> _Input for this task_:
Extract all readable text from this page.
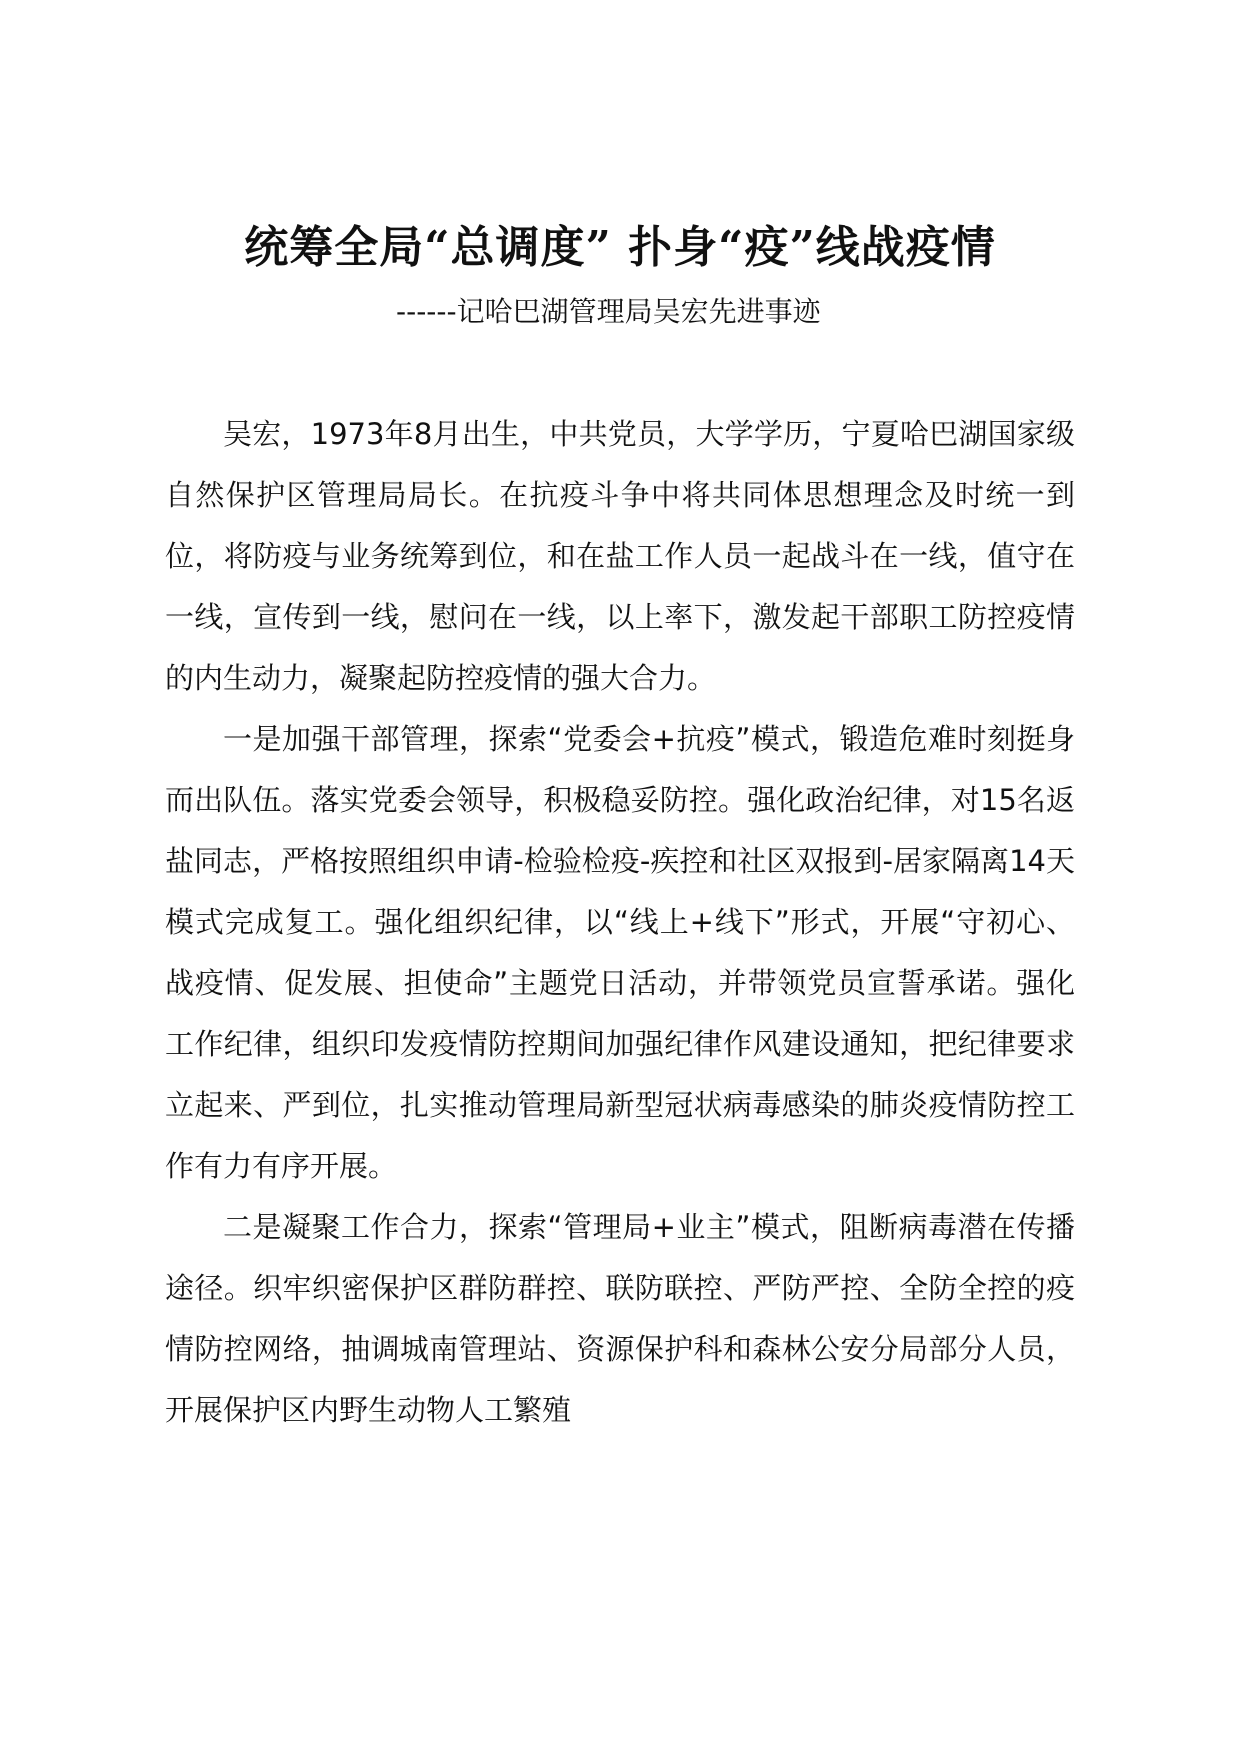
统筹全局“总调度” 扑身“疫”线战疫情
------记哈巴湖管理局吴宏先进事迹

吴宏，1973年8月出生，中共党员，大学学历，宁夏哈巴湖国家级自然保护区管理局局长。在抗疫斗争中将共同体思想理念及时统一到位，将防疫与业务统筹到位，和在盐工作人员一起战斗在一线，值守在一线，宣传到一线，慰问在一线，以上率下，激发起干部职工防控疫情的内生动力，凝聚起防控疫情的强大合力。

一是加强干部管理，探索“党委会+抗疫”模式，锻造危难时刻挺身而出队伍。落实党委会领导，积极稳妥防控。强化政治纪律，对15名返盐同志，严格按照组织申请-检验检疫-疾控和社区双报到-居家隔离14天模式完成复工。强化组织纪律，以“线上+线下”形式，开展“守初心、战疫情、促发展、担使命”主题党日活动，并带领党员宣誓承诺。强化工作纪律，组织印发疫情防控期间加强纪律作风建设通知，把纪律要求立起来、严到位，扎实推动管理局新型冠状病毒感染的肺炎疫情防控工作有力有序开展。

二是凝聚工作合力，探索“管理局+业主”模式，阻断病毒潜在传播途径。织牢织密保护区群防群控、联防联控、严防严控、全防全控的疫情防控网络，抽调城南管理站、资源保护科和森林公安分局部分人员，开展保护区内野生动物人工繁殖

> _Written exercise_: Your copy should repeat each entry above exactly but contain no pictures.

> _Result below_:
Extract all readable text from this page.
统筹全局“总调度” 扑身“疫”线战疫情
------记哈巴湖管理局吴宏先进事迹

吴宏，1973年8月出生，中共党员，大学学历，宁夏哈巴湖国家级自然保护区管理局局长。在抗疫斗争中将共同体思想理念及时统一到位，将防疫与业务统筹到位，和在盐工作人员一起战斗在一线，值守在一线，宣传到一线，慰问在一线，以上率下，激发起干部职工防控疫情的内生动力，凝聚起防控疫情的强大合力。

一是加强干部管理，探索“党委会+抗疫”模式，锻造危难时刻挺身而出队伍。落实党委会领导，积极稳妥防控。强化政治纪律，对15名返盐同志，严格按照组织申请-检验检疫-疾控和社区双报到-居家隔离14天模式完成复工。强化组织纪律，以“线上+线下”形式，开展“守初心、战疫情、促发展、担使命”主题党日活动，并带领党员宣誓承诺。强化工作纪律，组织印发疫情防控期间加强纪律作风建设通知，把纪律要求立起来、严到位，扎实推动管理局新型冠状病毒感染的肺炎疫情防控工作有力有序开展。

二是凝聚工作合力，探索“管理局+业主”模式，阻断病毒潜在传播途径。织牢织密保护区群防群控、联防联控、严防严控、全防全控的疫情防控网络，抽调城南管理站、资源保护科和森林公安分局部分人员，开展保护区内野生动物人工繁殖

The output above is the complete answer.